Alıntı metin:
■ ■ ■ ■ ■
17 Temmuz 2023 Pazartesi

ÖTV Zammı Sonrası Ben

15 Temmuz gecesi saatler 00.13'ü gösterdiğinde, her camiden toplu sela verilmeye başlayınca, yılda bir rutin uygulama olmasına rağmen bir an için ne oluyoruz, öldük de selamız mı veriliyor dedim. İçimi bir üzüntü kapladı. Ne de olsa ölümü hatırlattığı için selalarda hep bir hüzün vardır. 

Sendelemeyi şimdi atlatırım derken Whatsappıma akaryakıt ÖTV zammı düştü. Bir düşüncedir kapladı içimi. Sen ne üzülürsün. Gören de hep arabaya biner sanır. Bırak hep binmek zorunda olanlar düşünsün desem de kendimi ikna edemedim. Tamam, arabayla pek işim olmaz. Ne kadar binmesem o kadar rahat ederim dedim ama gel sen bunu bana anlat. Çünkü arabaya binmesem de akaryakıta zam geldi mi iğneden ipliğe her şeye zam gelir. 

Gelmekte olan uyku gitti. Yatağa girdim. Sağa sola derken olmadı. Sırt üstü ve yüzü koyun yatmayı da denedim. Sair zamanlarda uyumak için denediğim tüm uyku seanslarını bir bir uyguladım. Gözlerim kapalı hayal alemine daldım. Kendini kandırma. Bu zamlarla hapı yuttun. Uyusan da uyumasan da bu gerçek değişmez damdı içime.
■ ■ ■ ■ ■
(Uzamsal işaretleme kayıtları)
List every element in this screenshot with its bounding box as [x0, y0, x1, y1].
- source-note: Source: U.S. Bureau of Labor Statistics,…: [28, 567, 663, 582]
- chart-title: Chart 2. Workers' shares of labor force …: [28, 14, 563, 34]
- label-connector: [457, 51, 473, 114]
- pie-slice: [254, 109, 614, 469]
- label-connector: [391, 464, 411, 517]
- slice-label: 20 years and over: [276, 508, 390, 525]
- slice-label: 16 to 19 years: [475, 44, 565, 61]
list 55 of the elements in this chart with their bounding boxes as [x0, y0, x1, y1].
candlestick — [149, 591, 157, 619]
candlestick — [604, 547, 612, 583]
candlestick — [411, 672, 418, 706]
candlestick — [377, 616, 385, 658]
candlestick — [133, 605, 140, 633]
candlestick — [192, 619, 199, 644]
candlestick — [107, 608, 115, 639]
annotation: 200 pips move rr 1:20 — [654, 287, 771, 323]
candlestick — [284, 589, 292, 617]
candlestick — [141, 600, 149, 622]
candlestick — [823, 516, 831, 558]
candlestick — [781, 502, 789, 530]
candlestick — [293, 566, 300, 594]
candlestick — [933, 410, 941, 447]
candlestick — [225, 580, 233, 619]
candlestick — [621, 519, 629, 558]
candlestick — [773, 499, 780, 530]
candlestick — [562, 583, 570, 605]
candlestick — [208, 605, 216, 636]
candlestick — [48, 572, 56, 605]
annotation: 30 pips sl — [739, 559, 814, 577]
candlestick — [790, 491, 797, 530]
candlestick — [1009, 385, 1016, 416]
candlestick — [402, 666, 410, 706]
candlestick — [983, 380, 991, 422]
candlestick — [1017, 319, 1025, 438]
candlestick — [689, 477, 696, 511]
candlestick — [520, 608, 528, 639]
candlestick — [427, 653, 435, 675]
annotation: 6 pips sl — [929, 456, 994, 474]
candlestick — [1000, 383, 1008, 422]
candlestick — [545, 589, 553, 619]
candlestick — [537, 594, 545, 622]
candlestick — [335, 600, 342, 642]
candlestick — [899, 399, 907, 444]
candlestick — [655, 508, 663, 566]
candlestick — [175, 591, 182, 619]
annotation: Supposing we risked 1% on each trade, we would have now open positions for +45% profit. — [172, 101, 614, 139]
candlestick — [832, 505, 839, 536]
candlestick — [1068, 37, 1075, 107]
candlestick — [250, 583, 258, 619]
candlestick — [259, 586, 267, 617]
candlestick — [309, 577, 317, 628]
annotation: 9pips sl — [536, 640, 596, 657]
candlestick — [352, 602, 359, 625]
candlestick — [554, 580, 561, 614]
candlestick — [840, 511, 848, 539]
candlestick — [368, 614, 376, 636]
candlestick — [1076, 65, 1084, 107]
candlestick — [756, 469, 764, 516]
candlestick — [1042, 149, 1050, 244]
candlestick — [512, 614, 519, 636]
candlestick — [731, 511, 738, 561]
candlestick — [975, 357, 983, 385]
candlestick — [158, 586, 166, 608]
■ ■ ■ ■ ■
Görev amacı: ÖTV zammı üzerine yazılan metne göre, sela sırasında anlatıcının WhatsApp'ına ne düştü?

Yazılı cevap: Akaryakıt ÖTV zammı düştü.